* **Dataset rows about figures**:
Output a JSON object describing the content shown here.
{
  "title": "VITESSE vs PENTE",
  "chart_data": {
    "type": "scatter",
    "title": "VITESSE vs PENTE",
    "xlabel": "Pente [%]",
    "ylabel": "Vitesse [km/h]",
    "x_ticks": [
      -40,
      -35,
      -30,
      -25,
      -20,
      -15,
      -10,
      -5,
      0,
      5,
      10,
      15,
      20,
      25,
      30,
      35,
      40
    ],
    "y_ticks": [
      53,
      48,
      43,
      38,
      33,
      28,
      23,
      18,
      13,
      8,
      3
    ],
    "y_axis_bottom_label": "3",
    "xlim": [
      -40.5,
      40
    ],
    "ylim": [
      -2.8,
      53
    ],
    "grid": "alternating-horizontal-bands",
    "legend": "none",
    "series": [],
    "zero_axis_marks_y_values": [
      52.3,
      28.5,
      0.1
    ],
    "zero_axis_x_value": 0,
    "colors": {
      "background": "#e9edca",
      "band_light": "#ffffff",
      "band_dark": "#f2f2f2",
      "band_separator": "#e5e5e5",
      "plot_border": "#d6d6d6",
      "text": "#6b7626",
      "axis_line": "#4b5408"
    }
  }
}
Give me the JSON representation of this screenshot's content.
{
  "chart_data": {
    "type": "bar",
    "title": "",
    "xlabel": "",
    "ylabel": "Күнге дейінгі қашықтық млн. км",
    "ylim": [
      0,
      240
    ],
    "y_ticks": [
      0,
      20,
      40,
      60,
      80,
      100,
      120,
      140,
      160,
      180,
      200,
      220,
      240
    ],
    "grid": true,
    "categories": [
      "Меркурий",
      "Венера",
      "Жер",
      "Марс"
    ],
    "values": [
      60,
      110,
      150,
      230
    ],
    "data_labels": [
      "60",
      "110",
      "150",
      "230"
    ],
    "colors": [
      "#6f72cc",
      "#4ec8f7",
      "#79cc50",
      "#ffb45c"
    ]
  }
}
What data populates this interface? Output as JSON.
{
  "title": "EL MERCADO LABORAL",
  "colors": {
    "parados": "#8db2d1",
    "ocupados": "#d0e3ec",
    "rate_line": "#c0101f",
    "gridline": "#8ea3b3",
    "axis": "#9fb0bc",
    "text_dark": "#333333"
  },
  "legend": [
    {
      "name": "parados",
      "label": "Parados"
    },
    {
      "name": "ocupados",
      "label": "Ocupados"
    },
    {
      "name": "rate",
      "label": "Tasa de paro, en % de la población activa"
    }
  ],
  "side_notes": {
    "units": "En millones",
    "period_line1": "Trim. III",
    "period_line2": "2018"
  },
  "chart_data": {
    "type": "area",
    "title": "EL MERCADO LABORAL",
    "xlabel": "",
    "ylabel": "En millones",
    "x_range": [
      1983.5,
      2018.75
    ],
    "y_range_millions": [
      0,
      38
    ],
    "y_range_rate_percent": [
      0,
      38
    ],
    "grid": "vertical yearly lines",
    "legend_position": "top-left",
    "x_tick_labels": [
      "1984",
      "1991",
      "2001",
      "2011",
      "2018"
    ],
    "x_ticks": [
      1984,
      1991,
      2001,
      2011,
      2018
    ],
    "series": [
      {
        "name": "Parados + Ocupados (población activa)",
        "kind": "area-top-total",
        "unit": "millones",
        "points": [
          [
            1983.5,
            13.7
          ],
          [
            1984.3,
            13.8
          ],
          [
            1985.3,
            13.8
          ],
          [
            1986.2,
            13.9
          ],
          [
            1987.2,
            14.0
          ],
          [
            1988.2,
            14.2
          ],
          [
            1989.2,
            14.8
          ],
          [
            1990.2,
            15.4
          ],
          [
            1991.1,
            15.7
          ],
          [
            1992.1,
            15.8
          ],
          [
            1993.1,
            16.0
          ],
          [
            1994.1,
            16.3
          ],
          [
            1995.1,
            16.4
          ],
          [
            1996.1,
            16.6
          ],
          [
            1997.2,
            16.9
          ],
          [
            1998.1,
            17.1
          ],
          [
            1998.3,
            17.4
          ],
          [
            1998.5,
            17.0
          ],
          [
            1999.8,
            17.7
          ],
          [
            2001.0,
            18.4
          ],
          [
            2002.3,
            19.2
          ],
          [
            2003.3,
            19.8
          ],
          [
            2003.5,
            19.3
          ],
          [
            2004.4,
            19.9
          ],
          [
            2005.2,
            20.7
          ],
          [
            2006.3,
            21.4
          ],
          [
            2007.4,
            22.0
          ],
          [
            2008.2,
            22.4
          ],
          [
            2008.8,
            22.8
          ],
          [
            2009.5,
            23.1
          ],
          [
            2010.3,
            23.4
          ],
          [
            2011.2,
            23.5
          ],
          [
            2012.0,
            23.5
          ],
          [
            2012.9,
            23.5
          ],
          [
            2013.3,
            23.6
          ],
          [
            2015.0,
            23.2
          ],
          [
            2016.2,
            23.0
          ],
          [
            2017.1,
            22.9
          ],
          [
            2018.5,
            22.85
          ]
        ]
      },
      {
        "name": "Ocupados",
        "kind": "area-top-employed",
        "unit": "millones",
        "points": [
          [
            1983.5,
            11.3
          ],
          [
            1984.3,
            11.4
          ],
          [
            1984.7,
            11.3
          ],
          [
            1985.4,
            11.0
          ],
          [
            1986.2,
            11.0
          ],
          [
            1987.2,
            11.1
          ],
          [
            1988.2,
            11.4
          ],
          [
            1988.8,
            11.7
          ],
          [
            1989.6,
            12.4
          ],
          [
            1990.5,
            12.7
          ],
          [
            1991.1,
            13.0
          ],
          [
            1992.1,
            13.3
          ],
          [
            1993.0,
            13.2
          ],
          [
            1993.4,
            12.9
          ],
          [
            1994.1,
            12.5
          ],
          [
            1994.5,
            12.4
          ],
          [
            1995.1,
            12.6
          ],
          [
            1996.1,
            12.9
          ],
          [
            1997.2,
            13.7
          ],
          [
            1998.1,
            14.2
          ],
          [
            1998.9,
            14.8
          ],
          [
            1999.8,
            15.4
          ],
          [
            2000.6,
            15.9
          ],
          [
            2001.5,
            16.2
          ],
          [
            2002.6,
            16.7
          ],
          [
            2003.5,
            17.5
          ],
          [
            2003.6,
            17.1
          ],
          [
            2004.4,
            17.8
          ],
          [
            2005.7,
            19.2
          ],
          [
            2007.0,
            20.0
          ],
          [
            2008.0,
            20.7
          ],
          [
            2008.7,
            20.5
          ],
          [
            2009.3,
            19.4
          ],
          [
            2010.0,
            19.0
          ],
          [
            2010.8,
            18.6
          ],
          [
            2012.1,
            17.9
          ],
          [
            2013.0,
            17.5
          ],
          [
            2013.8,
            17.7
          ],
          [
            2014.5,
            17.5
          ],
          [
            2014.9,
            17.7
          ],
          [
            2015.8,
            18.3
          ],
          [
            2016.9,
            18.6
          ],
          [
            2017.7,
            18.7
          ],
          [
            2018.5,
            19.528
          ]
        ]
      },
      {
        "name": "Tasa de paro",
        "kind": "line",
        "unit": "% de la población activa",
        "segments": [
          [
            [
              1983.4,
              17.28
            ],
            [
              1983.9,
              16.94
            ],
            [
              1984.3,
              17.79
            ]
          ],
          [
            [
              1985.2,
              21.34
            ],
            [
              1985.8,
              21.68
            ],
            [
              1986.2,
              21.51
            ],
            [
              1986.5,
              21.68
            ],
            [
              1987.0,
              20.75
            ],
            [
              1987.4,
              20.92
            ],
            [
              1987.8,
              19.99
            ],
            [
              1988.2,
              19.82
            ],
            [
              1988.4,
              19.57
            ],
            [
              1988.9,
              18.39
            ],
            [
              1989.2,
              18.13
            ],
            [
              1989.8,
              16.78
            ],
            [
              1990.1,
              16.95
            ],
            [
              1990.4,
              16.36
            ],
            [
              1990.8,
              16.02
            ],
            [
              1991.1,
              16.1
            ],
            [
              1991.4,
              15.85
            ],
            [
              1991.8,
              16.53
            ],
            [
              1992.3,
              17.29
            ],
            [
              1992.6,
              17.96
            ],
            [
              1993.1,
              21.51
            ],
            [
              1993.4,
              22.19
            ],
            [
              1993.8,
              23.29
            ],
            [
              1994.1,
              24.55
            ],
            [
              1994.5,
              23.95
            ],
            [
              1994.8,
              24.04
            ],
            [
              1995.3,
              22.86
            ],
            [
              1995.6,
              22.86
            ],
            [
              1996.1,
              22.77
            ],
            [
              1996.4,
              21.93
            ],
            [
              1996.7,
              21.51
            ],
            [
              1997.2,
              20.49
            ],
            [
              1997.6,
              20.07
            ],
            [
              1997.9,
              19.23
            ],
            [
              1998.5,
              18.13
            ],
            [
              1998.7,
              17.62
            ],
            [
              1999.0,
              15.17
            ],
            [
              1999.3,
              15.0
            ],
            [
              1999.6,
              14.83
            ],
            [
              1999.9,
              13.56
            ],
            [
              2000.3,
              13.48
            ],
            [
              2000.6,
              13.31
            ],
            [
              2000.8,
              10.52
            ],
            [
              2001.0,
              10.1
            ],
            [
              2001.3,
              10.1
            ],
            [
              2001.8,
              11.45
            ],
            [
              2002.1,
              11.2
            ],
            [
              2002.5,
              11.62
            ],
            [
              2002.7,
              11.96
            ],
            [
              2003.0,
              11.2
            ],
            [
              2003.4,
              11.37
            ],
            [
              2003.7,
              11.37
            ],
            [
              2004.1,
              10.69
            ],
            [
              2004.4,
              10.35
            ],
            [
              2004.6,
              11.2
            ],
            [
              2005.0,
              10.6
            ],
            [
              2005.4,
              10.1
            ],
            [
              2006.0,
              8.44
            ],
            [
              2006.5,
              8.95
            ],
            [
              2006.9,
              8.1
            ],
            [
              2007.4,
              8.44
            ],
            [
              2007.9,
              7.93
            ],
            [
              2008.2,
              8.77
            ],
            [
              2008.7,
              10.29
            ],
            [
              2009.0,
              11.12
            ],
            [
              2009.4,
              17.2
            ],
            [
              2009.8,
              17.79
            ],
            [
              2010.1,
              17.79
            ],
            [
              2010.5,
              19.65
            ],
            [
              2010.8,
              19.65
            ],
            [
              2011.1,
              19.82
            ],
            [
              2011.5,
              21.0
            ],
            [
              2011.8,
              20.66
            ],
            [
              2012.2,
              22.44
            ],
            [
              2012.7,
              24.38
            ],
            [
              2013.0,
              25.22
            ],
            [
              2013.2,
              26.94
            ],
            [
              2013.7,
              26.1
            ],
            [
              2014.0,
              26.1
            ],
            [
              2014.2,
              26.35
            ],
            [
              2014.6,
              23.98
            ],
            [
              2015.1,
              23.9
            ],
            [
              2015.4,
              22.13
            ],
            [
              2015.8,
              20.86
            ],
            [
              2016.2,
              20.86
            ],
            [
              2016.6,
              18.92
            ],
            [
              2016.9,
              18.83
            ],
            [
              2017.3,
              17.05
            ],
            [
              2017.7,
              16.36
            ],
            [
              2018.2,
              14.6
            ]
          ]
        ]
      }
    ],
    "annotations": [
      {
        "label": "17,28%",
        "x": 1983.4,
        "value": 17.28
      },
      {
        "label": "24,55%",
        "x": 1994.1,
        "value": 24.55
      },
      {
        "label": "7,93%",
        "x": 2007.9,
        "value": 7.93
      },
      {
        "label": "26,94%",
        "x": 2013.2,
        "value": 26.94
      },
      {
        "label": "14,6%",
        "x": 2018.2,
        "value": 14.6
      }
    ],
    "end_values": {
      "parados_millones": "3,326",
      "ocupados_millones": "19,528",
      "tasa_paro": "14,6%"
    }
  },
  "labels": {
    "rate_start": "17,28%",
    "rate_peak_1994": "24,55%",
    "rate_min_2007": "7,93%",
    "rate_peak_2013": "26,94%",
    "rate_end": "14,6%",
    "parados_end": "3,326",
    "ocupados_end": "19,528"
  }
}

* **TASK STATEMENT**:
List all lines where "area" occurs.

* **PROBLEM SOLUTION**:
    "type": "area",
        "kind": "area-top-total",
        "kind": "area-top-employed",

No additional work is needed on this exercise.